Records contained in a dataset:

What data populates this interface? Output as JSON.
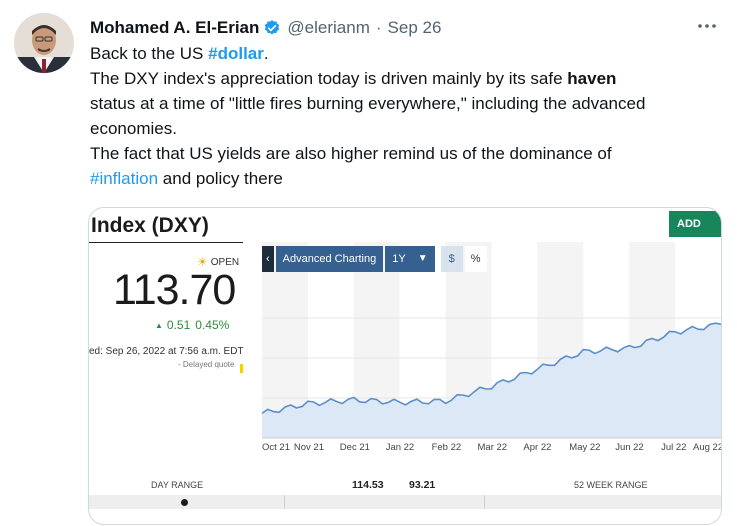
{
  "tweet": {
    "author_name": "Mohamed A. El-Erian",
    "handle": "@elerianm",
    "separator": "·",
    "date": "Sep 26",
    "text": {
      "l1_pre": "Back to the US ",
      "l1_tag": "#dollar",
      "l1_post": ".",
      "l2_pre": "The DXY index's appreciation today is driven mainly by its safe ",
      "l2_bold": "haven",
      "l3": "status at a time of \"little fires burning everywhere,\" including the advanced",
      "l4": "economies.",
      "l5": "The fact that US yields are also higher remind us of the dominance of",
      "l6_tag": "#inflation",
      "l6_post": " and policy there"
    }
  },
  "card": {
    "title": "Index (DXY)",
    "add_button": "ADD",
    "status": "OPEN",
    "price": "113.70",
    "change": "0.51",
    "change_pct": "0.45%",
    "updated": "ed: Sep 26, 2022 at 7:56 a.m. EDT",
    "delayed": "- Delayed quote",
    "toolbar": {
      "back": "‹",
      "advanced": "Advanced Charting",
      "range": "1Y",
      "currency": "$",
      "percent": "%"
    },
    "day_range_label": "DAY RANGE",
    "week_range_label": "52 WEEK RANGE",
    "low": "114.53",
    "high": "93.21"
  },
  "colors": {
    "link": "#1d9bf0",
    "verified": "#1d9bf0",
    "chart_line": "#5b8fcb",
    "chart_fill": "#dce8f5",
    "positive": "#2d8a3a",
    "add_button": "#18865b"
  },
  "chart_data": {
    "type": "area",
    "x": [
      "Oct 21",
      "Nov 21",
      "Dec 21",
      "Jan 22",
      "Feb 22",
      "Mar 22",
      "Apr 22",
      "May 22",
      "Jun 22",
      "Jul 22",
      "Aug 22"
    ],
    "values": [
      94.0,
      95.6,
      96.2,
      95.8,
      96.0,
      98.4,
      101.2,
      104.0,
      104.6,
      107.2,
      108.5
    ],
    "ylim": [
      90,
      116
    ],
    "grid": true
  }
}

:: Short task ::
Without the pictures, retype the whole of the material above exactly.

:: Written answer ::
What data populates this interface? Output as JSON.
{
  "tweet": {
    "author_name": "Mohamed A. El-Erian",
    "handle": "@elerianm",
    "separator": "·",
    "date": "Sep 26",
    "text": {
      "l1_pre": "Back to the US ",
      "l1_tag": "#dollar",
      "l1_post": ".",
      "l2_pre": "The DXY index's appreciation today is driven mainly by its safe ",
      "l2_bold": "haven",
      "l3": "status at a time of \"little fires burning everywhere,\" including the advanced",
      "l4": "economies.",
      "l5": "The fact that US yields are also higher remind us of the dominance of",
      "l6_tag": "#inflation",
      "l6_post": " and policy there"
    }
  },
  "card": {
    "title": "Index (DXY)",
    "add_button": "ADD",
    "status": "OPEN",
    "price": "113.70",
    "change": "0.51",
    "change_pct": "0.45%",
    "updated": "ed: Sep 26, 2022 at 7:56 a.m. EDT",
    "delayed": "- Delayed quote",
    "toolbar": {
      "back": "‹",
      "advanced": "Advanced Charting",
      "range": "1Y",
      "currency": "$",
      "percent": "%"
    },
    "day_range_label": "DAY RANGE",
    "week_range_label": "52 WEEK RANGE",
    "low": "114.53",
    "high": "93.21"
  },
  "colors": {
    "link": "#1d9bf0",
    "verified": "#1d9bf0",
    "chart_line": "#5b8fcb",
    "chart_fill": "#dce8f5",
    "positive": "#2d8a3a",
    "add_button": "#18865b"
  },
  "chart_data": {
    "type": "area",
    "x": [
      "Oct 21",
      "Nov 21",
      "Dec 21",
      "Jan 22",
      "Feb 22",
      "Mar 22",
      "Apr 22",
      "May 22",
      "Jun 22",
      "Jul 22",
      "Aug 22"
    ],
    "values": [
      94.0,
      95.6,
      96.2,
      95.8,
      96.0,
      98.4,
      101.2,
      104.0,
      104.6,
      107.2,
      108.5
    ],
    "ylim": [
      90,
      116
    ],
    "grid": true
  }
}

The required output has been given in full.